● Exercise details
Looking at the data below, count the lines that contain the string "know". Write only the total.

#####

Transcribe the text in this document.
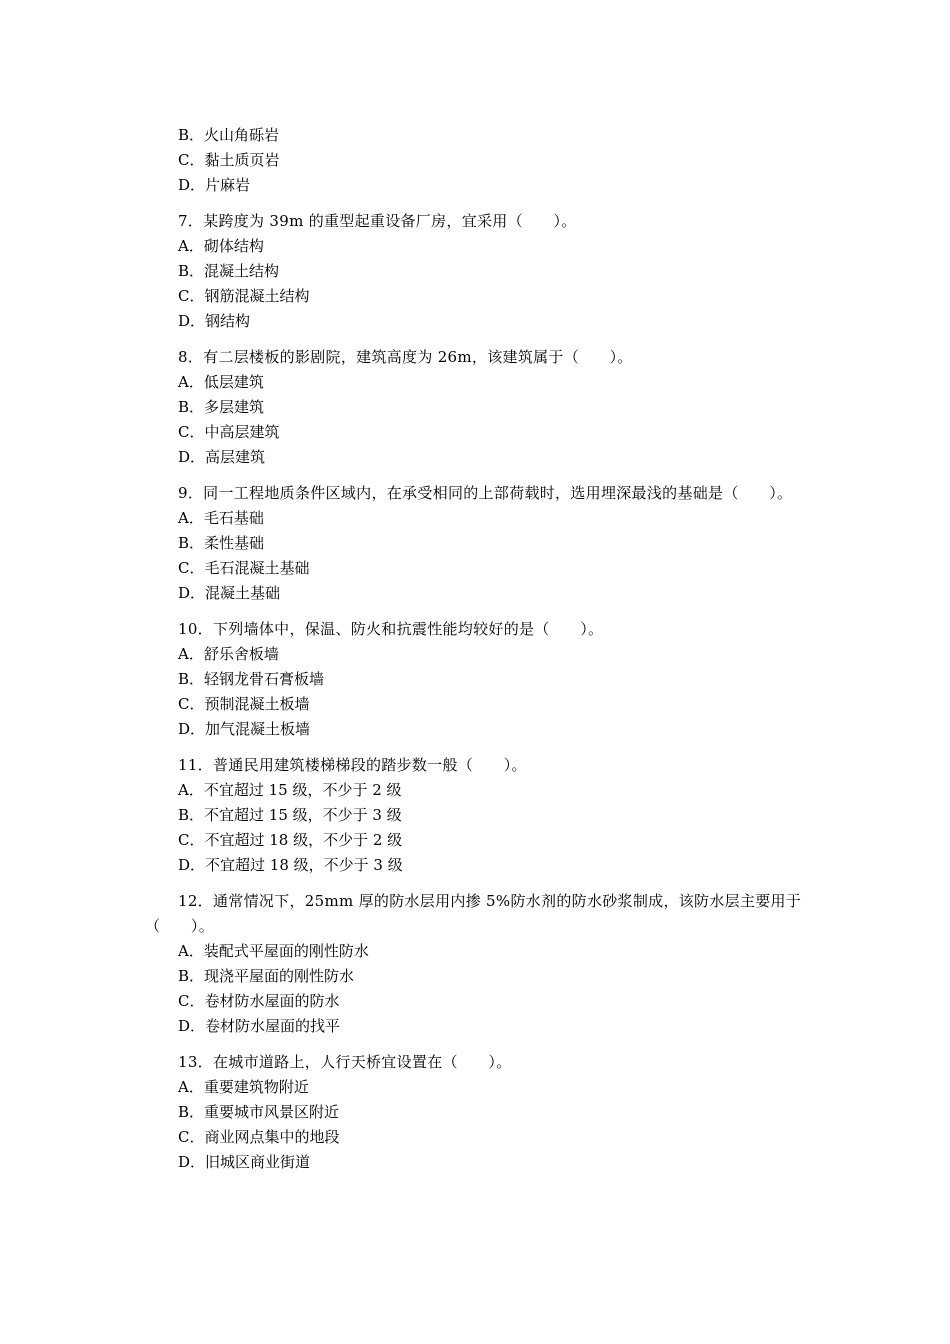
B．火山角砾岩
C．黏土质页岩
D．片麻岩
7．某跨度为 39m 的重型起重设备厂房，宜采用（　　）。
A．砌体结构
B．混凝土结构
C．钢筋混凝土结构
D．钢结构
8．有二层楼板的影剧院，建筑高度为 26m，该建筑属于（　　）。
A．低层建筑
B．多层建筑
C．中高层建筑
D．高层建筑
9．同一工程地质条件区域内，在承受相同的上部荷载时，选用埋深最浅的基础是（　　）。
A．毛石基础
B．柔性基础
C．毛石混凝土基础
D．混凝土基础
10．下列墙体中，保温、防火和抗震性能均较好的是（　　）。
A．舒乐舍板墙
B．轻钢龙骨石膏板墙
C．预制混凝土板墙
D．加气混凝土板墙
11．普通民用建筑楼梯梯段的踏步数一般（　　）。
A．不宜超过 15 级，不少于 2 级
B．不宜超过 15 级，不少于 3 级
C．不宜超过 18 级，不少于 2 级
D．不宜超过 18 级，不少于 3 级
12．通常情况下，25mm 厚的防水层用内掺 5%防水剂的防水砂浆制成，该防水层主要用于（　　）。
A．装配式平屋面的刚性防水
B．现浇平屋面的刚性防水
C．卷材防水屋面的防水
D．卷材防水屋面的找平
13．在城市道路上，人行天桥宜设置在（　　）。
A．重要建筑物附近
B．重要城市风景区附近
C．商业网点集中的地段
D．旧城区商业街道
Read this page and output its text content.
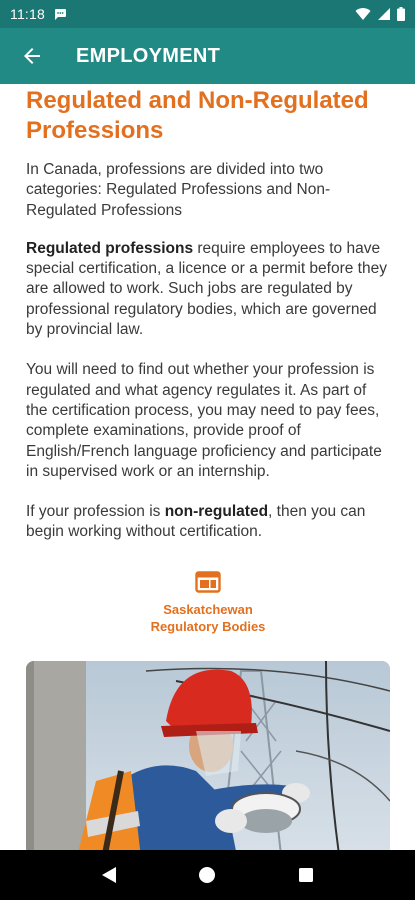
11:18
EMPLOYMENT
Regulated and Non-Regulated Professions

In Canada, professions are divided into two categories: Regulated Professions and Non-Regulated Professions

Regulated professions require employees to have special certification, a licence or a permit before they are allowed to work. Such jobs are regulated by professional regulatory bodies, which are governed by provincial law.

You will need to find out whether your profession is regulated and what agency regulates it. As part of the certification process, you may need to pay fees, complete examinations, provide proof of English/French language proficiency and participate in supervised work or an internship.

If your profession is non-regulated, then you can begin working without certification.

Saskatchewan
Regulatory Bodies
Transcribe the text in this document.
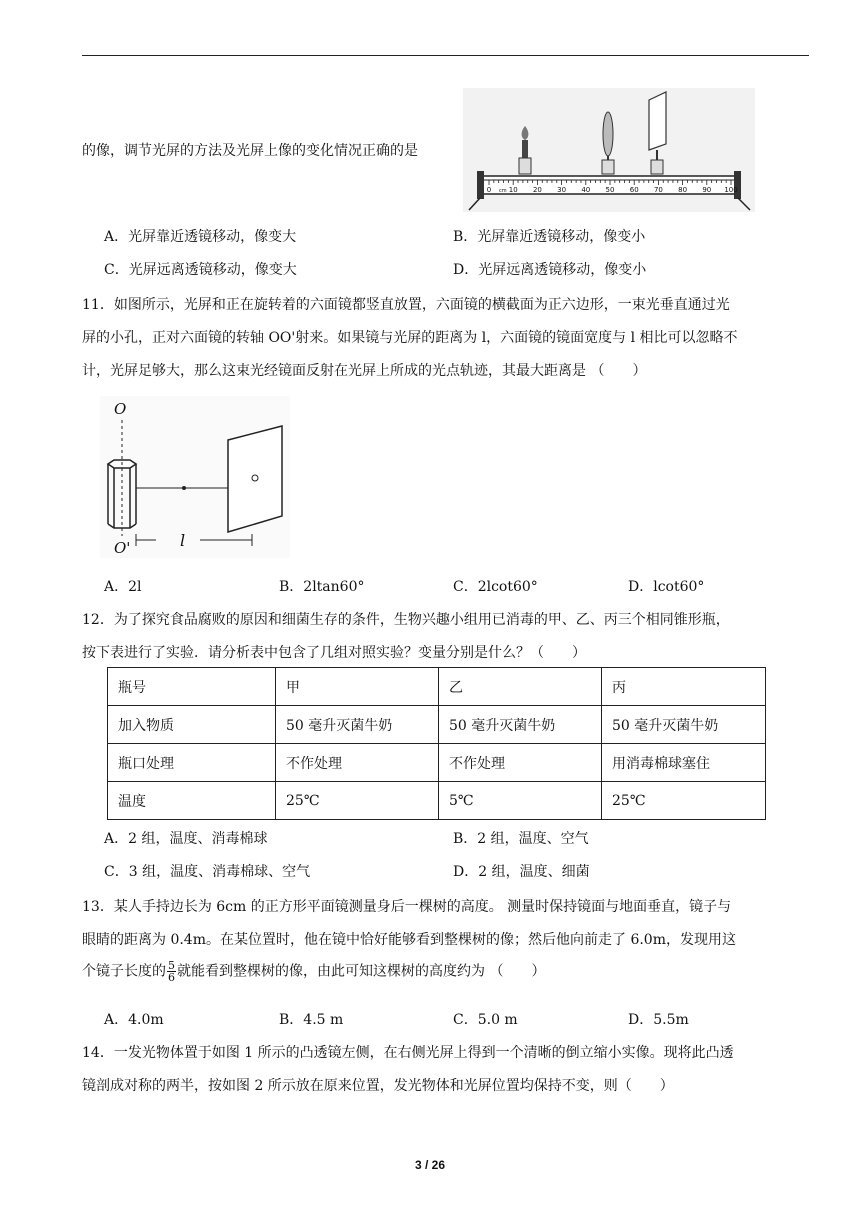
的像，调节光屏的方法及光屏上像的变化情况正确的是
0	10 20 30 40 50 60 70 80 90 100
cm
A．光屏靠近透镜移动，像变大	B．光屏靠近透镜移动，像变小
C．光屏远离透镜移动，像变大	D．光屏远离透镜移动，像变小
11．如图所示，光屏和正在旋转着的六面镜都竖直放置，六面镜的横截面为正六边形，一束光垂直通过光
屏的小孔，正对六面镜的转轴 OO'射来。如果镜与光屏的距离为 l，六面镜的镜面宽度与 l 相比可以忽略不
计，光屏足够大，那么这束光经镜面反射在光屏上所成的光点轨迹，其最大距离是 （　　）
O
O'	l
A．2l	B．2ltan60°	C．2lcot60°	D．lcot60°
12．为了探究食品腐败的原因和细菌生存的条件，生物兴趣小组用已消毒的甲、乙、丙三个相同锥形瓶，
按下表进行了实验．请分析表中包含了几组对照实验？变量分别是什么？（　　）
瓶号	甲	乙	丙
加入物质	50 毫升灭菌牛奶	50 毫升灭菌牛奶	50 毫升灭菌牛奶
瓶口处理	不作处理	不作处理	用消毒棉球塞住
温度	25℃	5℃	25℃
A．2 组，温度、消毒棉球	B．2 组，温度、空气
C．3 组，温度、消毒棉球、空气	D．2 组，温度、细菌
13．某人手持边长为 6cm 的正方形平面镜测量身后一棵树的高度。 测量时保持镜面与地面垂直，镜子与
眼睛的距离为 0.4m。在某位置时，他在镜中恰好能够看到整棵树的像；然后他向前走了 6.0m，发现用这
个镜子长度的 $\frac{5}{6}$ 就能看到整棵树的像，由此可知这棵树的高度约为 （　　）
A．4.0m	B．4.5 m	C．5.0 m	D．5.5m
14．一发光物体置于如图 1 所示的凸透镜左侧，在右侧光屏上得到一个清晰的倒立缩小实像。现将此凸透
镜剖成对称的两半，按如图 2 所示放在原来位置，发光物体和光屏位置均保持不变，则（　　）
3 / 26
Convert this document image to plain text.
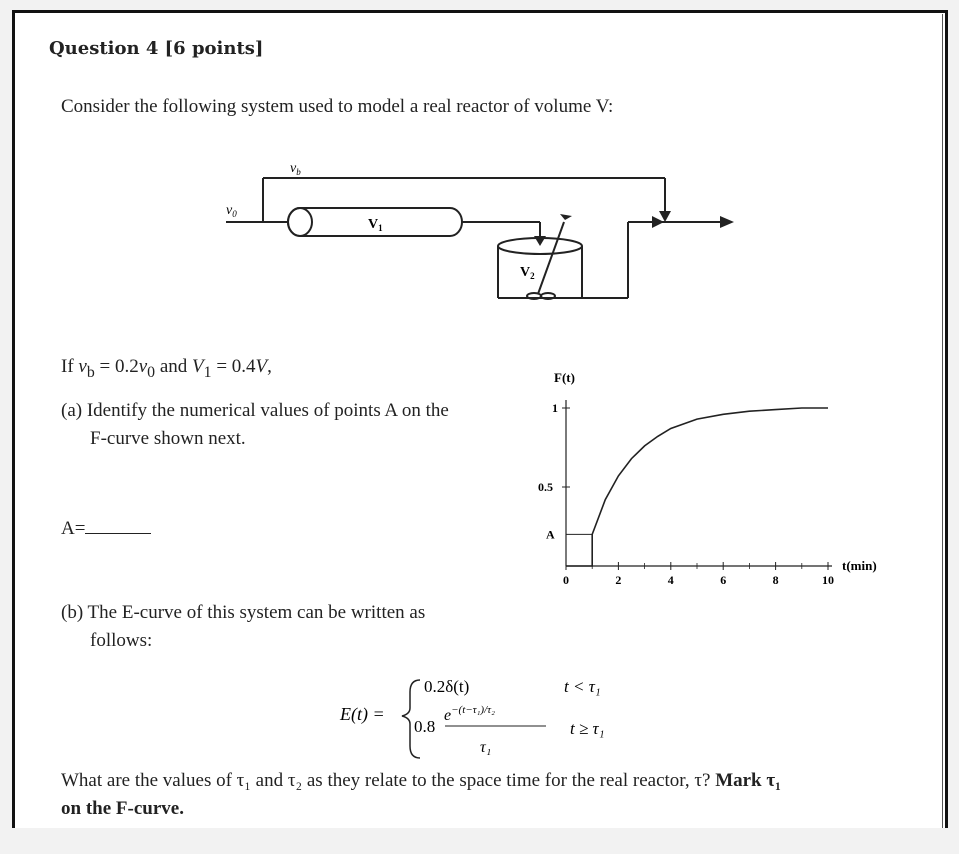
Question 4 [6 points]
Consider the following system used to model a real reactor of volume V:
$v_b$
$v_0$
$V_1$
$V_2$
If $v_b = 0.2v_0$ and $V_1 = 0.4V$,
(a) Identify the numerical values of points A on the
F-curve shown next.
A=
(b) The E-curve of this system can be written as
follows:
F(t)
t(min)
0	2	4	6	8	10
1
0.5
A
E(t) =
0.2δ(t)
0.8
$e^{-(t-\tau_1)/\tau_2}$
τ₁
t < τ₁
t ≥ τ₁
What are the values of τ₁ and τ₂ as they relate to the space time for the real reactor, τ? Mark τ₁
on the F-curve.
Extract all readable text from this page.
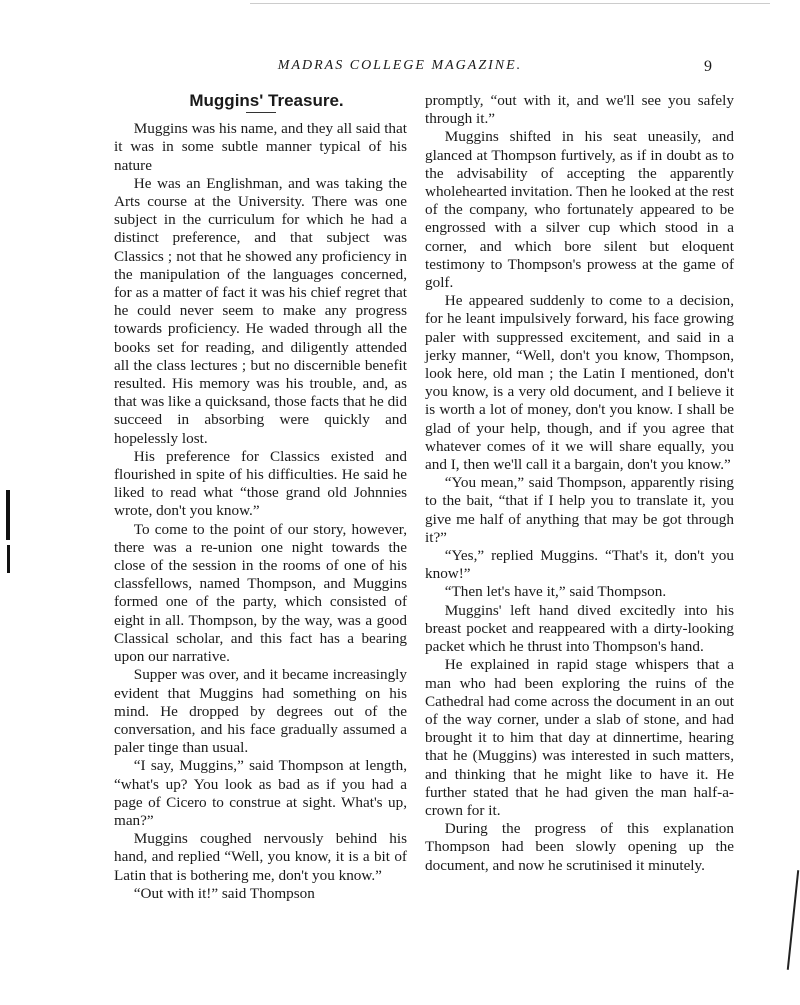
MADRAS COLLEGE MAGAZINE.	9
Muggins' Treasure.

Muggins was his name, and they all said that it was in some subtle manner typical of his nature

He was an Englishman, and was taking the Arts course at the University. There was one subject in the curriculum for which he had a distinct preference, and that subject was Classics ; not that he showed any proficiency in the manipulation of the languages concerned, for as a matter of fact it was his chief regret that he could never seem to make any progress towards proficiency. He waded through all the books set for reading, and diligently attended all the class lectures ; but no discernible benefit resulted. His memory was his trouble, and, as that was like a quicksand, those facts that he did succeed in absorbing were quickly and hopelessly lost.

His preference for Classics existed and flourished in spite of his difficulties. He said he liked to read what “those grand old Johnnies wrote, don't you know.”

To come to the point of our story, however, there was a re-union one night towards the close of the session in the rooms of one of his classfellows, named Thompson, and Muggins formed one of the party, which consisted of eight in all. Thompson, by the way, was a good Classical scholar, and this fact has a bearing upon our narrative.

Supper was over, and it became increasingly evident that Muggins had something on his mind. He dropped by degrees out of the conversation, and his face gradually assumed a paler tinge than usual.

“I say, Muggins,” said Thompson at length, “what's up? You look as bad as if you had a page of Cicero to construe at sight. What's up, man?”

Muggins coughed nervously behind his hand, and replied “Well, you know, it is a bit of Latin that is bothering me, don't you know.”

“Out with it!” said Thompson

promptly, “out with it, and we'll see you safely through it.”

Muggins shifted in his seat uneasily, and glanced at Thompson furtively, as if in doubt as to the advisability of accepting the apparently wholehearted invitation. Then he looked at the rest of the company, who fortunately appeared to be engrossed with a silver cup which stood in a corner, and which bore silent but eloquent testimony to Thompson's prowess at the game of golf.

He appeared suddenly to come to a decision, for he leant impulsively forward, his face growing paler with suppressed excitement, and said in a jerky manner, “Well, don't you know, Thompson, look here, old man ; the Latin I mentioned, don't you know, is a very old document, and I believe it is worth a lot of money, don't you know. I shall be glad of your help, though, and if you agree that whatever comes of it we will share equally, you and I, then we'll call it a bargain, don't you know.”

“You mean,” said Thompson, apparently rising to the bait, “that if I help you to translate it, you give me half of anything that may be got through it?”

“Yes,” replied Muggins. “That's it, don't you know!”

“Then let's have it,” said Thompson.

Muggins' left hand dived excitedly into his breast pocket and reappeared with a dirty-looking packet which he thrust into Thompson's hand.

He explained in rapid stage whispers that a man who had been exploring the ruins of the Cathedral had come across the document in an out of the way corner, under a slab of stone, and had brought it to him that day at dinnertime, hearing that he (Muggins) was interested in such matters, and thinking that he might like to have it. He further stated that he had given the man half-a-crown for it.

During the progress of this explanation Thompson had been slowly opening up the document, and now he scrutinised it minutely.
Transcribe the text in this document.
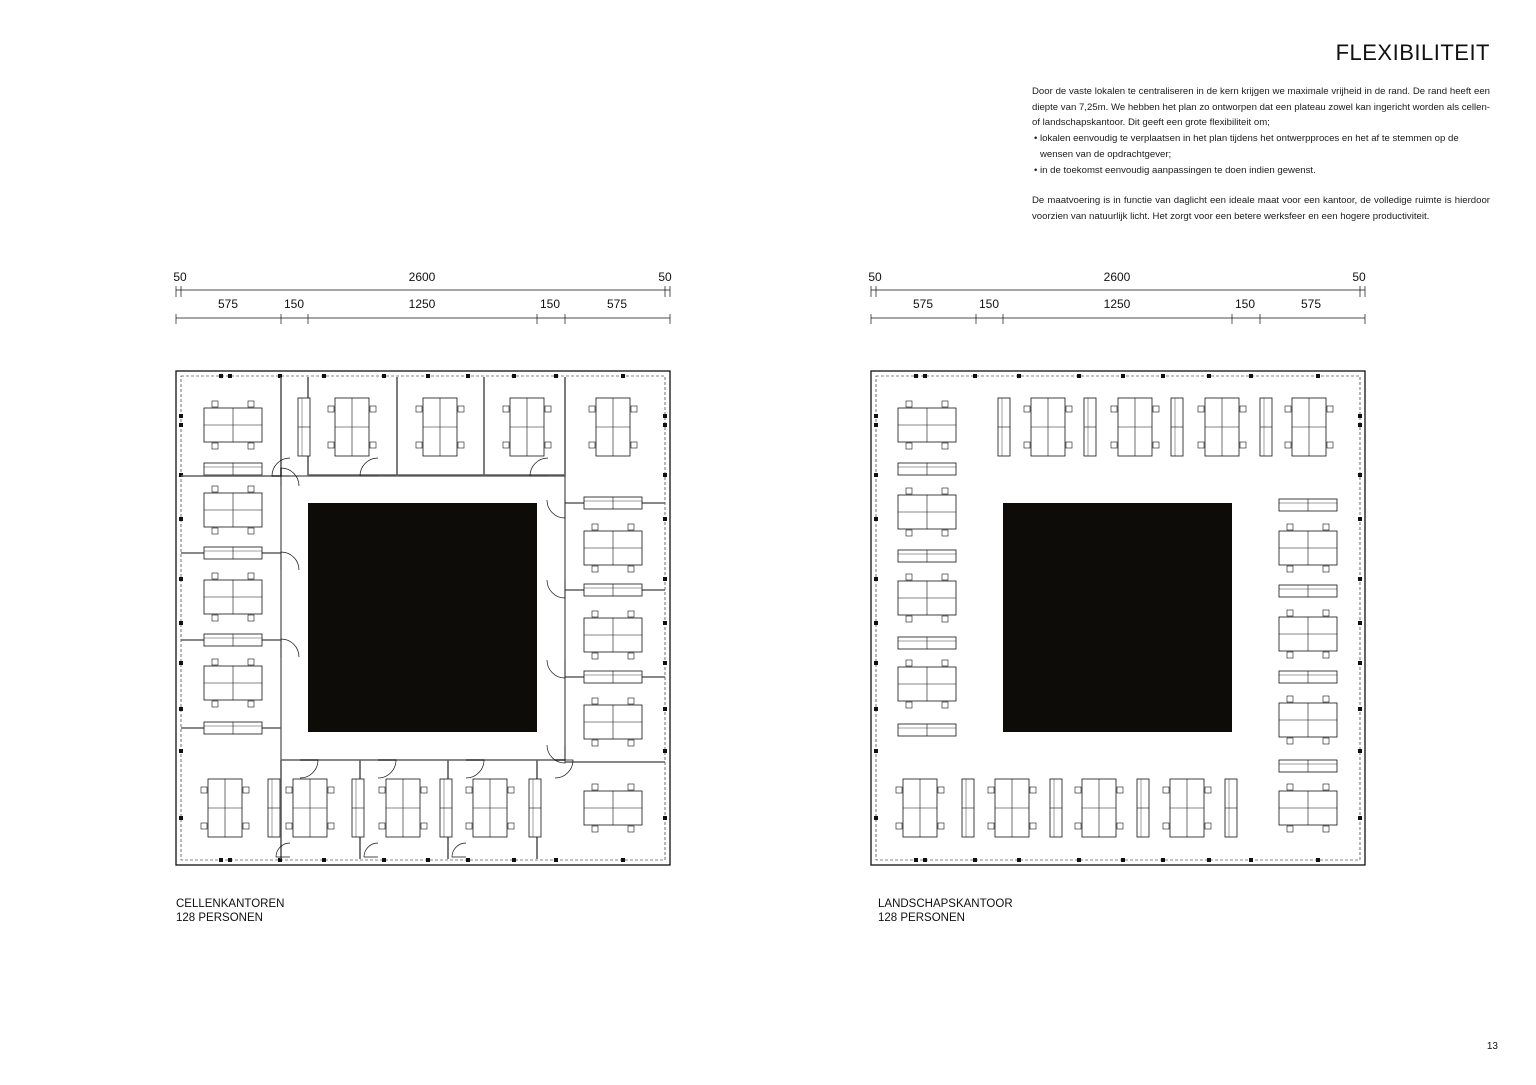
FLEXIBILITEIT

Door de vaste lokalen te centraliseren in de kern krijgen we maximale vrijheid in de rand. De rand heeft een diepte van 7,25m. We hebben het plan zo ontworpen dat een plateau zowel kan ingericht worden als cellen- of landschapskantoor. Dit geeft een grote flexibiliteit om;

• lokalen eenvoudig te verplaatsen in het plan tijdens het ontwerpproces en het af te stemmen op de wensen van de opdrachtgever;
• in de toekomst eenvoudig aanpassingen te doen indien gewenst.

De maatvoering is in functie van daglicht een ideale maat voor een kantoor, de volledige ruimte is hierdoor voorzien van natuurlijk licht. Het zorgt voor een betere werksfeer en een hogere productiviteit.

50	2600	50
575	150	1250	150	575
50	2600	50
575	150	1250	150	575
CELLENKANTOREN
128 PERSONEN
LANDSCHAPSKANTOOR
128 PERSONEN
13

#####

● Exercise result
4